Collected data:

|---|

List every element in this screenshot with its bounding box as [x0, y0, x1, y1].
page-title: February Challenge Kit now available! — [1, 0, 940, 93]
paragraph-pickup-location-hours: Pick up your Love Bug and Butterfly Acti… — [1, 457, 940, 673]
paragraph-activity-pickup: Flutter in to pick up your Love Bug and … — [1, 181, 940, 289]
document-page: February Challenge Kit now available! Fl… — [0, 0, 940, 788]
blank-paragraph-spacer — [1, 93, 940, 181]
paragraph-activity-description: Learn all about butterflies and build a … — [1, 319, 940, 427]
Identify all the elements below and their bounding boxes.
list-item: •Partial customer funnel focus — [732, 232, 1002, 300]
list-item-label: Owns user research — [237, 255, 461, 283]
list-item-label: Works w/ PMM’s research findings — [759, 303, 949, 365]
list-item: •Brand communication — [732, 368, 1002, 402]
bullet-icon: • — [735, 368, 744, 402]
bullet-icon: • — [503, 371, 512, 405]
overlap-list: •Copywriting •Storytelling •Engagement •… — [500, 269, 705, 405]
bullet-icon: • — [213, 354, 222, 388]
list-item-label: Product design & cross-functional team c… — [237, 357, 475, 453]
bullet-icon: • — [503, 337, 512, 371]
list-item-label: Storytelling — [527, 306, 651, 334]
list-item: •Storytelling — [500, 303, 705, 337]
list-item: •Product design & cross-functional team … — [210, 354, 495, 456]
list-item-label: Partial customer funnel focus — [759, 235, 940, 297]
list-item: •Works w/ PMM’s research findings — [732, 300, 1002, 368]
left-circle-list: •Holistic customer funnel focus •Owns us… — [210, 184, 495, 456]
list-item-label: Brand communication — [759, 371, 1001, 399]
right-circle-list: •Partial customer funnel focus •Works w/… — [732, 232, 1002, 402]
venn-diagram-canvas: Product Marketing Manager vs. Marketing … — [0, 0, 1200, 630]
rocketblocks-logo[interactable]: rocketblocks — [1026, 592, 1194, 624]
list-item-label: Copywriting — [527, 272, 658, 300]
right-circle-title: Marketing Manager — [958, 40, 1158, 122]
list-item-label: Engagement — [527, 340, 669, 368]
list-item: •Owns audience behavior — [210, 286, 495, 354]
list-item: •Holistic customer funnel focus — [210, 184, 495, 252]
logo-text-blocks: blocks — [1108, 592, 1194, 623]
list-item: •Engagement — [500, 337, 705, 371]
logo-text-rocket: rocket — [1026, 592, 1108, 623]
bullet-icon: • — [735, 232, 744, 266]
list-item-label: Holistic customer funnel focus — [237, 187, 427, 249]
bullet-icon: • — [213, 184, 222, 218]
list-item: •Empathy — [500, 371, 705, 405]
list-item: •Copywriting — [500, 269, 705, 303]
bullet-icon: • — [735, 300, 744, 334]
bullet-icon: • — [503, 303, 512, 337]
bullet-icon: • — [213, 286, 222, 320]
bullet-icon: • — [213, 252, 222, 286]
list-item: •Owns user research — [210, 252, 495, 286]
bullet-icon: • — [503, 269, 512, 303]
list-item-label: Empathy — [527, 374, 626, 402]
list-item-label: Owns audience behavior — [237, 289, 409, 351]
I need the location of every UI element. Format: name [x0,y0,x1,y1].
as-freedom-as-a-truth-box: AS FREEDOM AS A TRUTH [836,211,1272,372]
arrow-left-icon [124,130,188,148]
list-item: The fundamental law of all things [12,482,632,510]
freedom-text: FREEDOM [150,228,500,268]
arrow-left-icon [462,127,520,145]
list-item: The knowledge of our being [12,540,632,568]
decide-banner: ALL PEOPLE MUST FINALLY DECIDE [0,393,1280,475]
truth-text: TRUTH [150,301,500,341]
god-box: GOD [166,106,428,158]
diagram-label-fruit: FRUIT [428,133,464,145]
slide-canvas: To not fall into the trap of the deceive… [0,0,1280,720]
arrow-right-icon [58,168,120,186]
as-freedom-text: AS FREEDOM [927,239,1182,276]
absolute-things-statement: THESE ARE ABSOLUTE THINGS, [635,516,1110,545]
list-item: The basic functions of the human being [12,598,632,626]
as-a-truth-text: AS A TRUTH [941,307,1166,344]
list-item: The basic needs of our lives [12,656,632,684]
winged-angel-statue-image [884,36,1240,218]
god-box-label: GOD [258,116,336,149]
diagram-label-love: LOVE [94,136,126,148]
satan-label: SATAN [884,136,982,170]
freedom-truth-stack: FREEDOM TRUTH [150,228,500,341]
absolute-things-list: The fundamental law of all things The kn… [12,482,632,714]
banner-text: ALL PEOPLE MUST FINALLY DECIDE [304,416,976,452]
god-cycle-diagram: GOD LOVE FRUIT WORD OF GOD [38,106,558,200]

|---|

- Requirements
Can you set down every line of the collected data above with no changes at all?

- The reply
List every element in this screenshot with its bounding box as [x0, y0, x1, y1].
page-title: February Challenge Kit now available! — [1, 0, 940, 93]
paragraph-pickup-location-hours: Pick up your Love Bug and Butterfly Acti… — [1, 457, 940, 673]
paragraph-activity-pickup: Flutter in to pick up your Love Bug and … — [1, 181, 940, 289]
document-page: February Challenge Kit now available! Fl… — [0, 0, 940, 788]
blank-paragraph-spacer — [1, 93, 940, 181]
paragraph-activity-description: Learn all about butterflies and build a … — [1, 319, 940, 427]
Identify all the elements below and their bounding boxes.
list-item: •Partial customer funnel focus — [732, 232, 1002, 300]
list-item-label: Owns user research — [237, 255, 461, 283]
list-item-label: Works w/ PMM’s research findings — [759, 303, 949, 365]
list-item: •Brand communication — [732, 368, 1002, 402]
bullet-icon: • — [735, 368, 744, 402]
bullet-icon: • — [503, 371, 512, 405]
overlap-list: •Copywriting •Storytelling •Engagement •… — [500, 269, 705, 405]
bullet-icon: • — [213, 354, 222, 388]
list-item-label: Product design & cross-functional team c… — [237, 357, 475, 453]
bullet-icon: • — [503, 337, 512, 371]
list-item-label: Storytelling — [527, 306, 651, 334]
list-item: •Storytelling — [500, 303, 705, 337]
list-item: •Product design & cross-functional team … — [210, 354, 495, 456]
list-item-label: Partial customer funnel focus — [759, 235, 940, 297]
list-item: •Works w/ PMM’s research findings — [732, 300, 1002, 368]
left-circle-list: •Holistic customer funnel focus •Owns us… — [210, 184, 495, 456]
list-item-label: Brand communication — [759, 371, 1001, 399]
right-circle-list: •Partial customer funnel focus •Works w/… — [732, 232, 1002, 402]
venn-diagram-canvas: Product Marketing Manager vs. Marketing … — [0, 0, 1200, 630]
rocketblocks-logo[interactable]: rocketblocks — [1026, 592, 1194, 624]
list-item-label: Copywriting — [527, 272, 658, 300]
right-circle-title: Marketing Manager — [958, 40, 1158, 122]
list-item-label: Engagement — [527, 340, 669, 368]
list-item: •Owns audience behavior — [210, 286, 495, 354]
list-item: •Holistic customer funnel focus — [210, 184, 495, 252]
logo-text-blocks: blocks — [1108, 592, 1194, 623]
list-item: •Engagement — [500, 337, 705, 371]
logo-text-rocket: rocket — [1026, 592, 1108, 623]
bullet-icon: • — [735, 232, 744, 266]
list-item-label: Holistic customer funnel focus — [237, 187, 427, 249]
bullet-icon: • — [213, 184, 222, 218]
list-item: •Empathy — [500, 371, 705, 405]
list-item: •Copywriting — [500, 269, 705, 303]
bullet-icon: • — [735, 300, 744, 334]
bullet-icon: • — [503, 303, 512, 337]
bullet-icon: • — [213, 286, 222, 320]
bullet-icon: • — [213, 252, 222, 286]
list-item: •Owns user research — [210, 252, 495, 286]
bullet-icon: • — [503, 269, 512, 303]
list-item-label: Empathy — [527, 374, 626, 402]
list-item-label: Owns audience behavior — [237, 289, 409, 351]
I need the location of every UI element. Format: name [x0,y0,x1,y1].
as-freedom-as-a-truth-box: AS FREEDOM AS A TRUTH [836,211,1272,372]
arrow-left-icon [124,130,188,148]
list-item: The fundamental law of all things [12,482,632,510]
freedom-text: FREEDOM [150,228,500,268]
arrow-left-icon [462,127,520,145]
list-item: The knowledge of our being [12,540,632,568]
decide-banner: ALL PEOPLE MUST FINALLY DECIDE [0,393,1280,475]
truth-text: TRUTH [150,301,500,341]
god-box: GOD [166,106,428,158]
diagram-label-fruit: FRUIT [428,133,464,145]
slide-canvas: To not fall into the trap of the deceive… [0,0,1280,720]
arrow-right-icon [58,168,120,186]
as-freedom-text: AS FREEDOM [927,239,1182,276]
absolute-things-statement: THESE ARE ABSOLUTE THINGS, [635,516,1110,545]
list-item: The basic functions of the human being [12,598,632,626]
as-a-truth-text: AS A TRUTH [941,307,1166,344]
list-item: The basic needs of our lives [12,656,632,684]
winged-angel-statue-image [884,36,1240,218]
god-box-label: GOD [258,116,336,149]
diagram-label-love: LOVE [94,136,126,148]
satan-label: SATAN [884,136,982,170]
freedom-truth-stack: FREEDOM TRUTH [150,228,500,341]
absolute-things-list: The fundamental law of all things The kn… [12,482,632,714]
banner-text: ALL PEOPLE MUST FINALLY DECIDE [304,416,976,452]
god-cycle-diagram: GOD LOVE FRUIT WORD OF GOD [38,106,558,200]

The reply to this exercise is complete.